### Aim of the exercise:
An exact copy of the records is required, minus the pictures they hold.

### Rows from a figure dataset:

+++

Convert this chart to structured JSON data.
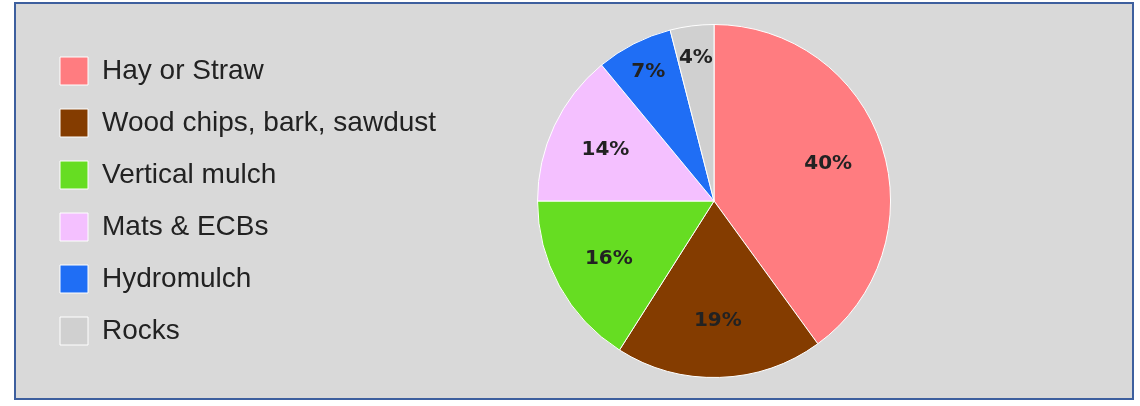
{
  "chart_data": {
    "type": "pie",
    "categories": [
      "Hay or Straw",
      "Wood chips, bark, sawdust",
      "Vertical mulch",
      "Mats & ECBs",
      "Hydromulch",
      "Rocks"
    ],
    "values": [
      40,
      19,
      16,
      14,
      7,
      4
    ],
    "value_labels": [
      "40%",
      "19%",
      "16%",
      "14%",
      "7%",
      "4%"
    ],
    "colors": [
      "#ff7c80",
      "#843c00",
      "#66dd22",
      "#f4c0ff",
      "#1f6ef5",
      "#d0d0d0"
    ],
    "legend": "left"
  }
}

+++

### Task output:
Convert this chart to structured JSON data.
{
  "chart_data": {
    "type": "pie",
    "categories": [
      "Hay or Straw",
      "Wood chips, bark, sawdust",
      "Vertical mulch",
      "Mats & ECBs",
      "Hydromulch",
      "Rocks"
    ],
    "values": [
      40,
      19,
      16,
      14,
      7,
      4
    ],
    "value_labels": [
      "40%",
      "19%",
      "16%",
      "14%",
      "7%",
      "4%"
    ],
    "colors": [
      "#ff7c80",
      "#843c00",
      "#66dd22",
      "#f4c0ff",
      "#1f6ef5",
      "#d0d0d0"
    ],
    "legend": "left"
  }
}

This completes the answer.